SHORT PROBLEM ▸ Extract each line from the rows below that contains the word "matar". Case counts.

Data listing
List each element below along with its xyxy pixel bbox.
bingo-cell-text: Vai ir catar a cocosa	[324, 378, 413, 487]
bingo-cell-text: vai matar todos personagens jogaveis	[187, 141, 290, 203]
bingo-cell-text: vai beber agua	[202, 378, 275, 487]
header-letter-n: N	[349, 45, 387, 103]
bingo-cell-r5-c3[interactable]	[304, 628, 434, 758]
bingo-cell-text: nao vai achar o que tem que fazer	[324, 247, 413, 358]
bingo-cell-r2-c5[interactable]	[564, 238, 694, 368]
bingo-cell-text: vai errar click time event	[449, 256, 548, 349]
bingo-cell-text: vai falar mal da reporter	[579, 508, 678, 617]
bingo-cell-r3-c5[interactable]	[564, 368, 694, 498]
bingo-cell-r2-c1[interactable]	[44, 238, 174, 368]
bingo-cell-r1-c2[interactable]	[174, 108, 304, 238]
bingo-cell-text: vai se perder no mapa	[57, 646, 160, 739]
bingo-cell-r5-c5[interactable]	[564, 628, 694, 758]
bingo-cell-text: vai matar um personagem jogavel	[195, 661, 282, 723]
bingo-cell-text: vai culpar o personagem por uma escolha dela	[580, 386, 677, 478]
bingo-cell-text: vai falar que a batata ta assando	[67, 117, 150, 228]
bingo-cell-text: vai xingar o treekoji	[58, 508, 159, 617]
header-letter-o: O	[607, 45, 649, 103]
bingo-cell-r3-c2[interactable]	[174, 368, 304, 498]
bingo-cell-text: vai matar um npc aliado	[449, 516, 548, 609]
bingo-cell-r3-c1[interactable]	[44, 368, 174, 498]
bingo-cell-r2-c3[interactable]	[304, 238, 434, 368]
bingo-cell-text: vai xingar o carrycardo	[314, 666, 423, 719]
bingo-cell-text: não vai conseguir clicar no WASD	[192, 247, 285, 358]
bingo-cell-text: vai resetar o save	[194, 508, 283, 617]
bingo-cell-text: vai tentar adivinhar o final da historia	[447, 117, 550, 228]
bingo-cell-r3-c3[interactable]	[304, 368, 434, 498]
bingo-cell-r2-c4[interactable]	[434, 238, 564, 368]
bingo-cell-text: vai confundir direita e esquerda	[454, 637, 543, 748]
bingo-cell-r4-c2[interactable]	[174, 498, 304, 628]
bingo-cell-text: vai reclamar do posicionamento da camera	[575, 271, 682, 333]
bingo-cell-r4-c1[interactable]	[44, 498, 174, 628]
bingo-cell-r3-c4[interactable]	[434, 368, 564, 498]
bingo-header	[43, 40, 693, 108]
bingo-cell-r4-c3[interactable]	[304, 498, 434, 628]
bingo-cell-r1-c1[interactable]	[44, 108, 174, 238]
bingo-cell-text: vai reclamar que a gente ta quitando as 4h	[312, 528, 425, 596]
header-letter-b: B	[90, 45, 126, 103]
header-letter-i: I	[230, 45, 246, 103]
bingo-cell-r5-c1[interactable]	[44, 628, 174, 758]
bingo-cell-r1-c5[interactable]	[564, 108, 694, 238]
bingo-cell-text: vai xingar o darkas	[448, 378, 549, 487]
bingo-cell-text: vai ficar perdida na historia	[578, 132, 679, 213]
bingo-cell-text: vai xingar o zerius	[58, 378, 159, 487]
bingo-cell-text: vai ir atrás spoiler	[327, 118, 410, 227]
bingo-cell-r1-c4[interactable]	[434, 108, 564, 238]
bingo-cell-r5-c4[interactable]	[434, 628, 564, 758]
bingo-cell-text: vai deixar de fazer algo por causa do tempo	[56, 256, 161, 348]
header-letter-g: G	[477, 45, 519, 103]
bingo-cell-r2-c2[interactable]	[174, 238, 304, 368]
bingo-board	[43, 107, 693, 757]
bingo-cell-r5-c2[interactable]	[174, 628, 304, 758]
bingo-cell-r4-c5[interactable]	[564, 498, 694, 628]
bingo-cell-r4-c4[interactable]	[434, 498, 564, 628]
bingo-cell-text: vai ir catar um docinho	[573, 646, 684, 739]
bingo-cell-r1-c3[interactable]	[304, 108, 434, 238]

RESULT OF THIS TASK ▸
bingo-cell-text: vai matar todos personagens jogaveis	[187, 141, 290, 203]
bingo-cell-text: vai matar um personagem jogavel	[195, 661, 282, 723]
bingo-cell-text: vai matar um npc aliado	[449, 516, 548, 609]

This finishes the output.